Collection entries
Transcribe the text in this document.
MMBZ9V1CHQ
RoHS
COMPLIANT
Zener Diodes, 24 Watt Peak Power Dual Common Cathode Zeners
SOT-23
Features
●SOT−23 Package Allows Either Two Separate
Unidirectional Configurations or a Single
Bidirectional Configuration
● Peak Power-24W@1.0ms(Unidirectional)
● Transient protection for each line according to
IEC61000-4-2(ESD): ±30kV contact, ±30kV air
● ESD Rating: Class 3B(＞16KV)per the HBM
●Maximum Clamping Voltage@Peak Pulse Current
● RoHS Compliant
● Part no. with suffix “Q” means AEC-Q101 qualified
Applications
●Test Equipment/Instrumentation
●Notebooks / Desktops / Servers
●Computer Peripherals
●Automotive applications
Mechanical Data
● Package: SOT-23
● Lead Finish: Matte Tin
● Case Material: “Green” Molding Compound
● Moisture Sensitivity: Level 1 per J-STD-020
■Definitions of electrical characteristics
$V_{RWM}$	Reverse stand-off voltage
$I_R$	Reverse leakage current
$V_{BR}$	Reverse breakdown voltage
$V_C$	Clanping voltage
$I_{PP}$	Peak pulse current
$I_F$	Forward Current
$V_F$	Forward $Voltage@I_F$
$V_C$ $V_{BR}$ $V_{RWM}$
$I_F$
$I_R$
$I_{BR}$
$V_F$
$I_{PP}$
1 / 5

---

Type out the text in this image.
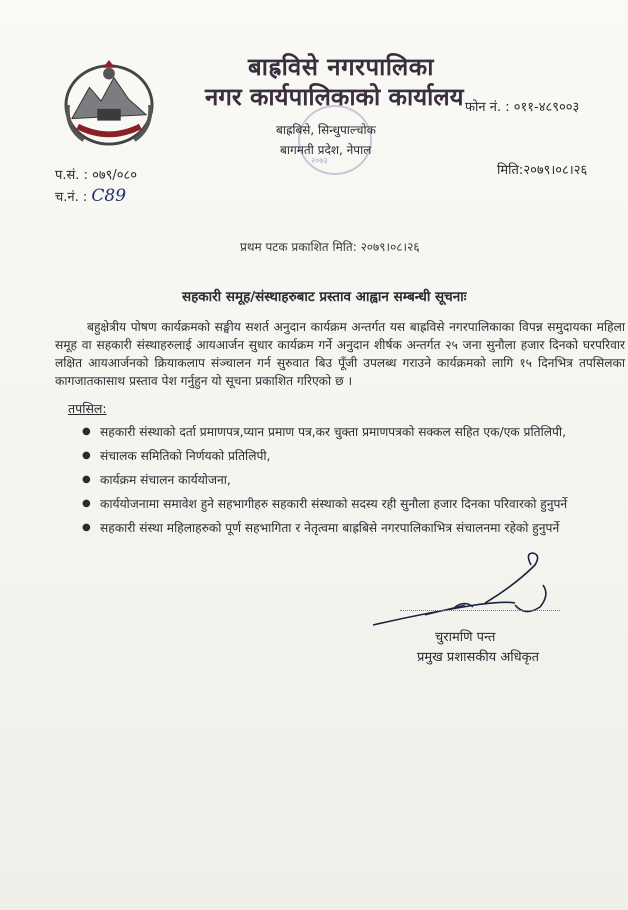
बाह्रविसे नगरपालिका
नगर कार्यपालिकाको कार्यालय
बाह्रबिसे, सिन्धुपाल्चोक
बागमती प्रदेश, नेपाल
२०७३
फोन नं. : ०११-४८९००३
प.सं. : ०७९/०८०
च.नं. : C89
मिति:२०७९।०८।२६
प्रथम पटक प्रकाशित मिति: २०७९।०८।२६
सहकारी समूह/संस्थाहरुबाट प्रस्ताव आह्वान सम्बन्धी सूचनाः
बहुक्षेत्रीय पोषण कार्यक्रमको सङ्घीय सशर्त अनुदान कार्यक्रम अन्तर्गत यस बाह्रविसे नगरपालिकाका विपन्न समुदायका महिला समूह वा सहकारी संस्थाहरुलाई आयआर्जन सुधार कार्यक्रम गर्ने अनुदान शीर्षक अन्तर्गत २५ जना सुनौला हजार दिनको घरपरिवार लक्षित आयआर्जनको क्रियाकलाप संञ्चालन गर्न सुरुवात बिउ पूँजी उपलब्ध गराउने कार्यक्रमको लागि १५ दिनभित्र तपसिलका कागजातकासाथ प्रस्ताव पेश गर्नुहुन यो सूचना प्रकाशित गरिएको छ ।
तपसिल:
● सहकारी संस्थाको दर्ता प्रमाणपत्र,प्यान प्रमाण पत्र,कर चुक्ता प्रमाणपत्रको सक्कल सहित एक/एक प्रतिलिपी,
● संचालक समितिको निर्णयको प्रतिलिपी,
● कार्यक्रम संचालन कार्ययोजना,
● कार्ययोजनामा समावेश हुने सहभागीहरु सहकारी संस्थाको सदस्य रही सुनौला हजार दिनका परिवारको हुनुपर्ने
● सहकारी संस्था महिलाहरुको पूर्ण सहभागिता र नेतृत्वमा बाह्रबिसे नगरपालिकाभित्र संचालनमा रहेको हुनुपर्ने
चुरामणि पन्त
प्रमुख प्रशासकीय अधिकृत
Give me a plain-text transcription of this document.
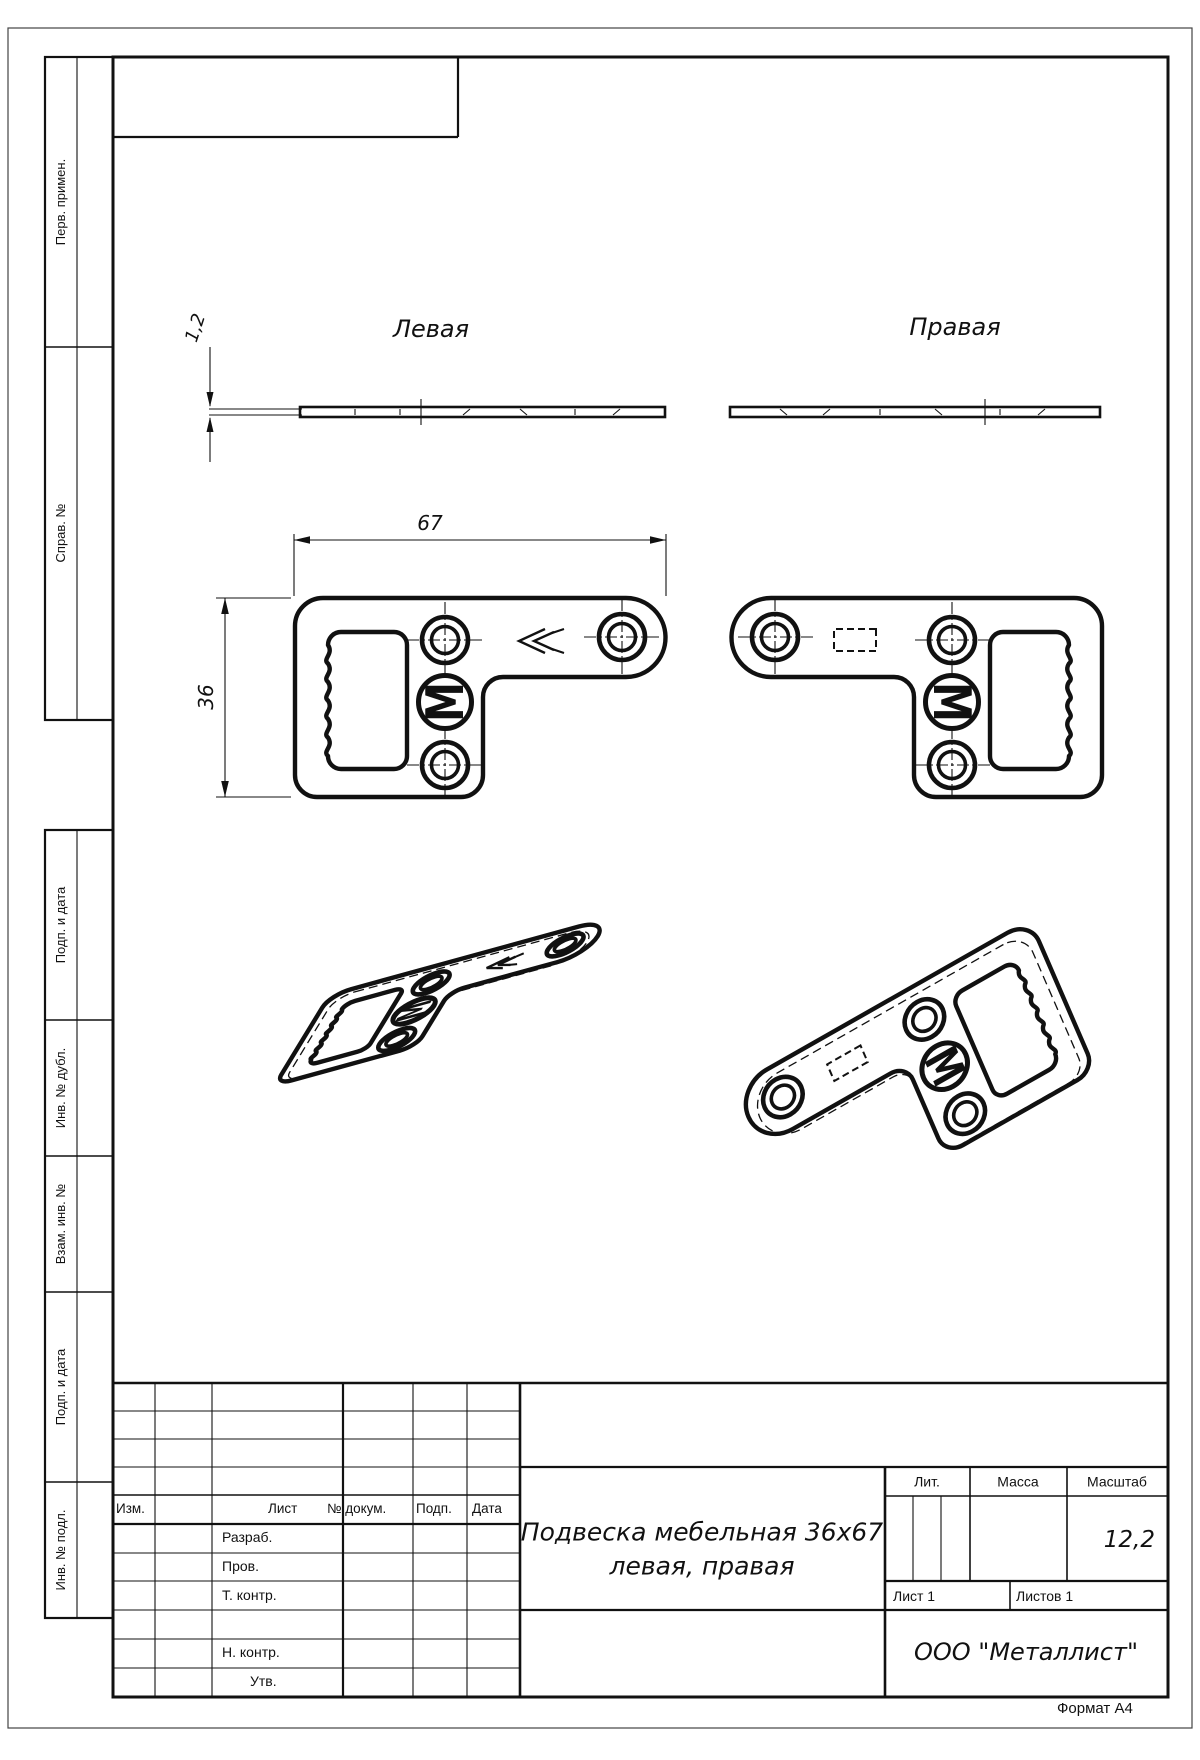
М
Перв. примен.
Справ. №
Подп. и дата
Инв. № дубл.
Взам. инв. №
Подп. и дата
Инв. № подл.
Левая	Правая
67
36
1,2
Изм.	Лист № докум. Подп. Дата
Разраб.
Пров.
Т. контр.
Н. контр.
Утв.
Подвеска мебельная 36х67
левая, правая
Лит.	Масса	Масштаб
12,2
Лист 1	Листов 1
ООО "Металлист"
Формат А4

> _Exercise task_
Give only the number of lines above that hold the string "Unidirectional".

> _Complete output_
2